*TASK GOAL*
Output the full listing below exactly, without the pictures.

[Start MATERIAL PROVIDED]

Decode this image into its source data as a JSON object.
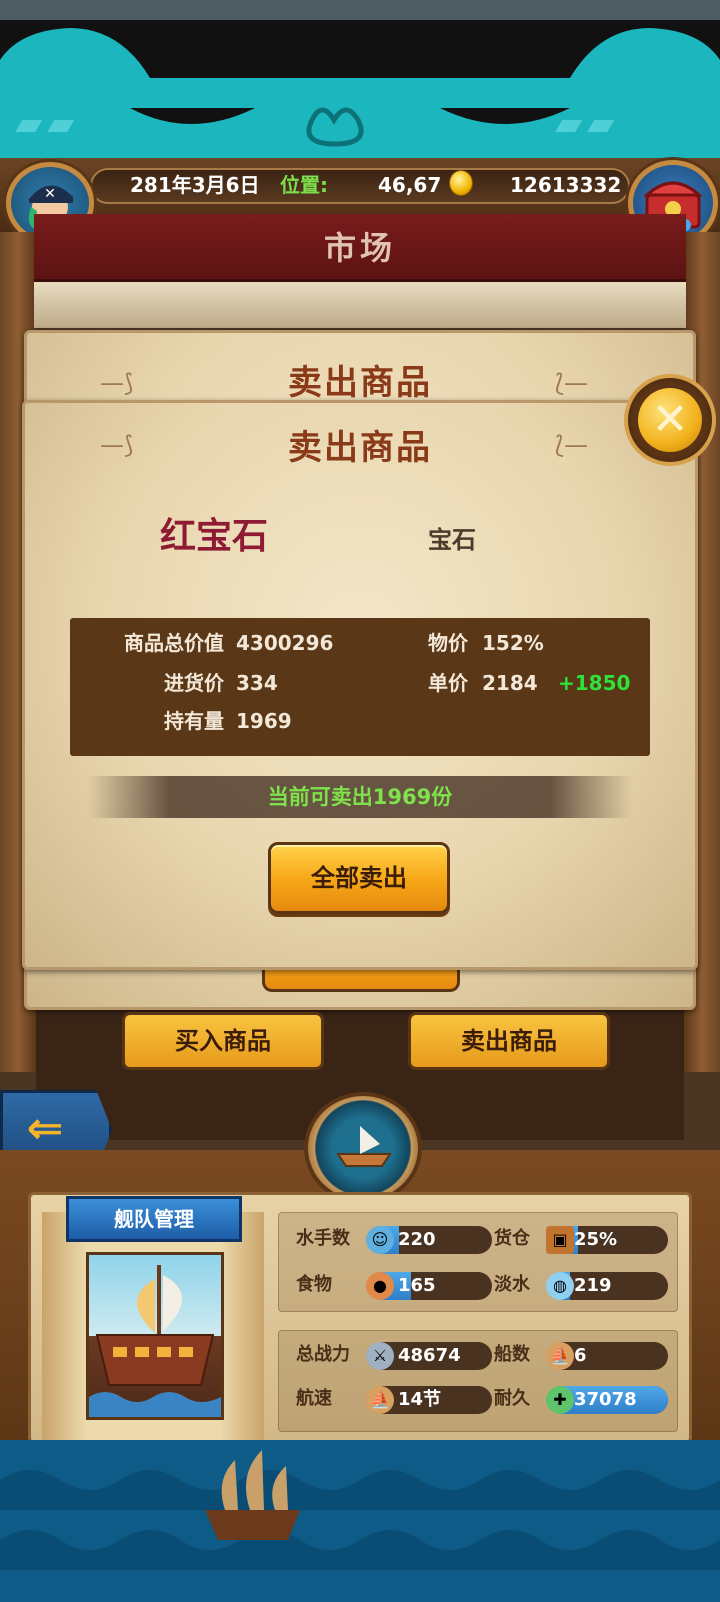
{
  "topbar": {
    "date": "281年3月6日",
    "position_label": "位置:",
    "position_value": "46,67",
    "gold": "12613332"
  },
  "market": {
    "title": "市场"
  },
  "dialog": {
    "back_title": "卖出商品",
    "title": "卖出商品",
    "item_name": "红宝石",
    "item_category": "宝石",
    "stats": {
      "total_value_label": "商品总价值",
      "total_value": "4300296",
      "price_index_label": "物价",
      "price_index": "152%",
      "purchase_price_label": "进货价",
      "purchase_price": "334",
      "unit_price_label": "单价",
      "unit_price": "2184",
      "profit": "+1850",
      "holding_label": "持有量",
      "holding": "1969"
    },
    "available_text": "当前可卖出1969份",
    "sell_all_label": "全部卖出",
    "close_icon": "close-icon"
  },
  "tabs": {
    "buy_label": "买入商品",
    "sell_label": "卖出商品"
  },
  "fleet": {
    "title": "舰队管理",
    "sailors_label": "水手数",
    "sailors": "220",
    "cargo_label": "货仓",
    "cargo": "25%",
    "food_label": "食物",
    "food": "165",
    "water_label": "淡水",
    "water": "219",
    "power_label": "总战力",
    "power": "48674",
    "ships_label": "船数",
    "ships": "6",
    "speed_label": "航速",
    "speed": "14节",
    "durability_label": "耐久",
    "durability": "37078",
    "fills": {
      "sailors": 0.25,
      "cargo": 0.25,
      "food": 0.35,
      "water": 0.18,
      "durability": 1.0
    }
  },
  "colors": {
    "accent": "#f6a516",
    "profit": "#2ee23a",
    "item_name": "#8e1b33",
    "header_teal": "#1bb6be"
  }
}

[End MATERIAL PROVIDED]

*WRITTEN RESPONSE*
Decode this image into its source data as a JSON object.
{
  "topbar": {
    "date": "281年3月6日",
    "position_label": "位置:",
    "position_value": "46,67",
    "gold": "12613332"
  },
  "market": {
    "title": "市场"
  },
  "dialog": {
    "back_title": "卖出商品",
    "title": "卖出商品",
    "item_name": "红宝石",
    "item_category": "宝石",
    "stats": {
      "total_value_label": "商品总价值",
      "total_value": "4300296",
      "price_index_label": "物价",
      "price_index": "152%",
      "purchase_price_label": "进货价",
      "purchase_price": "334",
      "unit_price_label": "单价",
      "unit_price": "2184",
      "profit": "+1850",
      "holding_label": "持有量",
      "holding": "1969"
    },
    "available_text": "当前可卖出1969份",
    "sell_all_label": "全部卖出",
    "close_icon": "close-icon"
  },
  "tabs": {
    "buy_label": "买入商品",
    "sell_label": "卖出商品"
  },
  "fleet": {
    "title": "舰队管理",
    "sailors_label": "水手数",
    "sailors": "220",
    "cargo_label": "货仓",
    "cargo": "25%",
    "food_label": "食物",
    "food": "165",
    "water_label": "淡水",
    "water": "219",
    "power_label": "总战力",
    "power": "48674",
    "ships_label": "船数",
    "ships": "6",
    "speed_label": "航速",
    "speed": "14节",
    "durability_label": "耐久",
    "durability": "37078",
    "fills": {
      "sailors": 0.25,
      "cargo": 0.25,
      "food": 0.35,
      "water": 0.18,
      "durability": 1.0
    }
  },
  "colors": {
    "accent": "#f6a516",
    "profit": "#2ee23a",
    "item_name": "#8e1b33",
    "header_teal": "#1bb6be"
  }
}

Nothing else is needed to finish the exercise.